Exercise goal: Check every line below for the string "storm", and copy the lines that contain it.

Dataset excerpts:
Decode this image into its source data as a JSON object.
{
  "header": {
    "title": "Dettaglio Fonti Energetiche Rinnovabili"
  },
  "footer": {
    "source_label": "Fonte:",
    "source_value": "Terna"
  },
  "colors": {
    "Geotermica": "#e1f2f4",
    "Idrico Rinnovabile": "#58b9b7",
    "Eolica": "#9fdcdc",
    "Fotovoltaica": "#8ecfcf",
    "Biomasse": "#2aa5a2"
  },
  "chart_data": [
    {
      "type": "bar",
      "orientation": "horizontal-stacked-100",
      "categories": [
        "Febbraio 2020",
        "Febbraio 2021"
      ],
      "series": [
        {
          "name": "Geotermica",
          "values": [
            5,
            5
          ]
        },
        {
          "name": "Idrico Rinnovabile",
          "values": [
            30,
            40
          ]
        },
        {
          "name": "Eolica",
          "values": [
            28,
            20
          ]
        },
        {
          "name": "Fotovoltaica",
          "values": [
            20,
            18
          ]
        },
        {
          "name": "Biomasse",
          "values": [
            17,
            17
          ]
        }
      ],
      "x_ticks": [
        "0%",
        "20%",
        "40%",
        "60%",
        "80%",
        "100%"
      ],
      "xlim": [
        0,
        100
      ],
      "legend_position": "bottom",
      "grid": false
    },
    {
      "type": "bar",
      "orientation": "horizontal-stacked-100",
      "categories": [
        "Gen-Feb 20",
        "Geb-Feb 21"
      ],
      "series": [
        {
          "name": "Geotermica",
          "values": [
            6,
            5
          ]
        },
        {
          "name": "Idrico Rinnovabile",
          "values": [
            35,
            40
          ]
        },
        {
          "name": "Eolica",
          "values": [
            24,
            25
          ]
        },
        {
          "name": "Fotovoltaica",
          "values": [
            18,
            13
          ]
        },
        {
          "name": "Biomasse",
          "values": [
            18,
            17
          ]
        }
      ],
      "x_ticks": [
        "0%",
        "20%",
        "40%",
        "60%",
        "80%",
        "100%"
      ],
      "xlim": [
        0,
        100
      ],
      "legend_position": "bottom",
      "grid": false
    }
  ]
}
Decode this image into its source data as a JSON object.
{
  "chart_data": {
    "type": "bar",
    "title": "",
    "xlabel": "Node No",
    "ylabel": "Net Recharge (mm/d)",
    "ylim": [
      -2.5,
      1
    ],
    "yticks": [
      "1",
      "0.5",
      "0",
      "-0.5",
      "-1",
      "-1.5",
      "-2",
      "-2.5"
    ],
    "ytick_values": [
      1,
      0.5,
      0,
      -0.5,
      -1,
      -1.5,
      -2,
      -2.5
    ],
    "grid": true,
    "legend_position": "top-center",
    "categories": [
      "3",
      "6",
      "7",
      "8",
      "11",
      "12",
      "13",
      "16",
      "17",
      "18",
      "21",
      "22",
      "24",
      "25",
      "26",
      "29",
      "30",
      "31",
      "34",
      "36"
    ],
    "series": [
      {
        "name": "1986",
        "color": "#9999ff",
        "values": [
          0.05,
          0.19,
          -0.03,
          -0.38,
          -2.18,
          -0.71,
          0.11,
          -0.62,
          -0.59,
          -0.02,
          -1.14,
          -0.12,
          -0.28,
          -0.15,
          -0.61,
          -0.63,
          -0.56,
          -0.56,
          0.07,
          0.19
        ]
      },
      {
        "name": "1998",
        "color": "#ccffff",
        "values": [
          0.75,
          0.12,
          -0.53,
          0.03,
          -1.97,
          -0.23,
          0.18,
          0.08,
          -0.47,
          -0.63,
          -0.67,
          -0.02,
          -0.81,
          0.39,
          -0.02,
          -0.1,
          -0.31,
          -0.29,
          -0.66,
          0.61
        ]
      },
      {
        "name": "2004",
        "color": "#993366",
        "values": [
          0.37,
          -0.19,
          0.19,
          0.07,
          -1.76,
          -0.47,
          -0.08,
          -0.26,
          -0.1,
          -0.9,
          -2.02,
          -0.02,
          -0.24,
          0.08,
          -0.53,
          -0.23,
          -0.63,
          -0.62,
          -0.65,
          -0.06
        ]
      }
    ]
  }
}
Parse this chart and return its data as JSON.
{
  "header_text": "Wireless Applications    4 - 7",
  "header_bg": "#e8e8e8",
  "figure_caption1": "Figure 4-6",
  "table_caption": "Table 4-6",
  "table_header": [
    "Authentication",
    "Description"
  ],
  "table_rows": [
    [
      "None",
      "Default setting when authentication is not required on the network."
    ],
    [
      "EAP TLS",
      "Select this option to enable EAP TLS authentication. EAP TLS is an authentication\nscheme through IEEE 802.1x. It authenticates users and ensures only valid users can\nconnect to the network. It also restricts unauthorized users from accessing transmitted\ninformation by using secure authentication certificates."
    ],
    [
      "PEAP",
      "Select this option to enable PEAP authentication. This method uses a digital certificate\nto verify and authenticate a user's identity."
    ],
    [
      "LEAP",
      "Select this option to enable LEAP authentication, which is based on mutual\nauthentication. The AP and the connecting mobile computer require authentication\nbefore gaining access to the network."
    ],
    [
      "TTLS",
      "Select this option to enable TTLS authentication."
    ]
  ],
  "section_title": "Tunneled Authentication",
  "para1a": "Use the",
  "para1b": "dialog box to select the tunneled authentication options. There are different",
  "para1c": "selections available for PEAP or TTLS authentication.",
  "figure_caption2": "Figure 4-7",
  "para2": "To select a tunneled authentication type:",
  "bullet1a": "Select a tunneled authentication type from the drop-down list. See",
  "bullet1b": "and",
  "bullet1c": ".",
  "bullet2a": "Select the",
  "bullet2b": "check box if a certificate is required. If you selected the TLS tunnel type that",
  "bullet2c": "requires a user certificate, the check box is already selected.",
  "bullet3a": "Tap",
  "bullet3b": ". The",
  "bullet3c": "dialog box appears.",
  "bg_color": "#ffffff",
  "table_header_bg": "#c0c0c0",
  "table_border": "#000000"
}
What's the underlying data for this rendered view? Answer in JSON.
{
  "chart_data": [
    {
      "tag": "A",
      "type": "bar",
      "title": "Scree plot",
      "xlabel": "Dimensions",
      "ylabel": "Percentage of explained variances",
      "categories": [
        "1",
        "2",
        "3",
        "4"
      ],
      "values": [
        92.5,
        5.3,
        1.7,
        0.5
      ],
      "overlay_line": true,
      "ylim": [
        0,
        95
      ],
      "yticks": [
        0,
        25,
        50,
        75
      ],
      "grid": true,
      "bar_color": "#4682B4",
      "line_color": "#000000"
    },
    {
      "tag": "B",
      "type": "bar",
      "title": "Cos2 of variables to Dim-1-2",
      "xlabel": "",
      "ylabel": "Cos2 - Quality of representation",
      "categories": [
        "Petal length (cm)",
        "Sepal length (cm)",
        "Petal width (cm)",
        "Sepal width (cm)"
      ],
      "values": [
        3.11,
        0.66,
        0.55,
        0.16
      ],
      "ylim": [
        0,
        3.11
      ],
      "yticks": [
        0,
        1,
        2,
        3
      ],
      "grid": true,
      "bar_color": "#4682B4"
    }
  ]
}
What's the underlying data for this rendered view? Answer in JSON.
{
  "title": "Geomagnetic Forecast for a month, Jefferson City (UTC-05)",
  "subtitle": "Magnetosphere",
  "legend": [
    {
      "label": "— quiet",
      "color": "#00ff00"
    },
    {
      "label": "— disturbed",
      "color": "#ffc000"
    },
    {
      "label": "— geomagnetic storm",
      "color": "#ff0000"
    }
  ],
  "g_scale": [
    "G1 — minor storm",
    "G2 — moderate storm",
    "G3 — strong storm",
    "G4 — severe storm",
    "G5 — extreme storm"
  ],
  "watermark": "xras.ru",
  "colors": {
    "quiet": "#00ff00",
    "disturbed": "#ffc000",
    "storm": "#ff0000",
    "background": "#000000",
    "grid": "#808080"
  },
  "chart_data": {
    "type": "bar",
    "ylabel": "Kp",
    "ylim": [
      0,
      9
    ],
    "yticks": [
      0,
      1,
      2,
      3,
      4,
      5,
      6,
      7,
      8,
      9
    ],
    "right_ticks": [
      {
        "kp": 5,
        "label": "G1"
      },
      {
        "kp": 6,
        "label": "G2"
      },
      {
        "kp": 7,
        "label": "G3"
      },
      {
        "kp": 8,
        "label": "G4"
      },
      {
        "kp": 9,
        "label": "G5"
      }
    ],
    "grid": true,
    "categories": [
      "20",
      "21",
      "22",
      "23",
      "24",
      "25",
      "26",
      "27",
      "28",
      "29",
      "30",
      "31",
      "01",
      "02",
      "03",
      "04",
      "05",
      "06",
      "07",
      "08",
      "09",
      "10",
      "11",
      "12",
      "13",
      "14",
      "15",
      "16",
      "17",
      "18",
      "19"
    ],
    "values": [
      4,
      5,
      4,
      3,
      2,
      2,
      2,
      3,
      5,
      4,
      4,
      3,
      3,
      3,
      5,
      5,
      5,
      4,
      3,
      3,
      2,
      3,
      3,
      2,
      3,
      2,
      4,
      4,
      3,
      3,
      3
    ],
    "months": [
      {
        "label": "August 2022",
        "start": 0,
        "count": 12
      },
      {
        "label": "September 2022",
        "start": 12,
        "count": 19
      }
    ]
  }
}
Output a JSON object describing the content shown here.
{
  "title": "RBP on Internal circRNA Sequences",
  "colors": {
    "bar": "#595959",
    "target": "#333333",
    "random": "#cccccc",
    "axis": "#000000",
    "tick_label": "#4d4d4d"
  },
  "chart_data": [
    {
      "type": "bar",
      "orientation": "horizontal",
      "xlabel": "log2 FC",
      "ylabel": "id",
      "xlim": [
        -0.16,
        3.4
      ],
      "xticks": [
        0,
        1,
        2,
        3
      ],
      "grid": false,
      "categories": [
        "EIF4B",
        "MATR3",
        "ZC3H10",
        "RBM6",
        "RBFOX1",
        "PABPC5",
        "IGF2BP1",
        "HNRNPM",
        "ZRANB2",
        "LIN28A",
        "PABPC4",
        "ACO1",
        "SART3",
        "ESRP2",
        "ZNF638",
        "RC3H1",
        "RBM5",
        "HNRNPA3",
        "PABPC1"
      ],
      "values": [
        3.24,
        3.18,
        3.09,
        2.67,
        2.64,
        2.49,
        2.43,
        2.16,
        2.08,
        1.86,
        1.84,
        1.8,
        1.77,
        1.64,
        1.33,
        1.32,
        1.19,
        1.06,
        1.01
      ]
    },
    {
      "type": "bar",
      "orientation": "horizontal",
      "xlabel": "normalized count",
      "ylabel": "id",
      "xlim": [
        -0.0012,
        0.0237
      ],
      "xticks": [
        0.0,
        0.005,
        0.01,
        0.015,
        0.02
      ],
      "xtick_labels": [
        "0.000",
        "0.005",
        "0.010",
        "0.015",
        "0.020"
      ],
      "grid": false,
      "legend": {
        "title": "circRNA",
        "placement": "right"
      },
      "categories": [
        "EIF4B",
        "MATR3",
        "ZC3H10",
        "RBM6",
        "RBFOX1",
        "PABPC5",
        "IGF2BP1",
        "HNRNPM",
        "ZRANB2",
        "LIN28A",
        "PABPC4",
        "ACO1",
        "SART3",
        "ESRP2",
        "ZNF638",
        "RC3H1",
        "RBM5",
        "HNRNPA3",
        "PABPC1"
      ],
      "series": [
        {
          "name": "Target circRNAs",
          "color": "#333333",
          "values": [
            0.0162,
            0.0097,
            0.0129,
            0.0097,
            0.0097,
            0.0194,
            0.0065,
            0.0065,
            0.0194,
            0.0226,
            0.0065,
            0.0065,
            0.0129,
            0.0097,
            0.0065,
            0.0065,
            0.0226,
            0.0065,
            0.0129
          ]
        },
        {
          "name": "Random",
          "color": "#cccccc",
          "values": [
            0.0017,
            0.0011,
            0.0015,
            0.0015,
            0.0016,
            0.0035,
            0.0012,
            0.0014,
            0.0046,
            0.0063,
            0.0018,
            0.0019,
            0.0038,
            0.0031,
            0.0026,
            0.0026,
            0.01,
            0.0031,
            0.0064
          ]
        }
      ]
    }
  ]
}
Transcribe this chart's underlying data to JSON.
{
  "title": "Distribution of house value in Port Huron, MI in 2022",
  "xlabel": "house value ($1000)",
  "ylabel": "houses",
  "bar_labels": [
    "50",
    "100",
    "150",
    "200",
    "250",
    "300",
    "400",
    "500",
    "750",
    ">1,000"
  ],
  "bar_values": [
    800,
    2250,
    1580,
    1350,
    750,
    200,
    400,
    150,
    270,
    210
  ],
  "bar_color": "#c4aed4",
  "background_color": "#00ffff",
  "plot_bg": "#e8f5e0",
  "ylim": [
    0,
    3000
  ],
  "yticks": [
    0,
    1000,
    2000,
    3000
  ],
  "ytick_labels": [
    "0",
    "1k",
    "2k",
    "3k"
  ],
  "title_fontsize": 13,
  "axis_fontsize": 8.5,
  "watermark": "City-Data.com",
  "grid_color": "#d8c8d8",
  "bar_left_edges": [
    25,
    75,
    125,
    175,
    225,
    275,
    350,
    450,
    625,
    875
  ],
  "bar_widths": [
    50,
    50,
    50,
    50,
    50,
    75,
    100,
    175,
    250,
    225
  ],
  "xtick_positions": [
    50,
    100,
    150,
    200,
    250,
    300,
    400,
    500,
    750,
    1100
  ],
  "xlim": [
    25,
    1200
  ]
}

Result of this exercise:
      "label": "— geomagnetic storm",
    "G1 — minor storm",
    "G2 — moderate storm",
    "G3 — strong storm",
    "G4 — severe storm",
    "G5 — extreme storm"
    "storm": "#ff0000",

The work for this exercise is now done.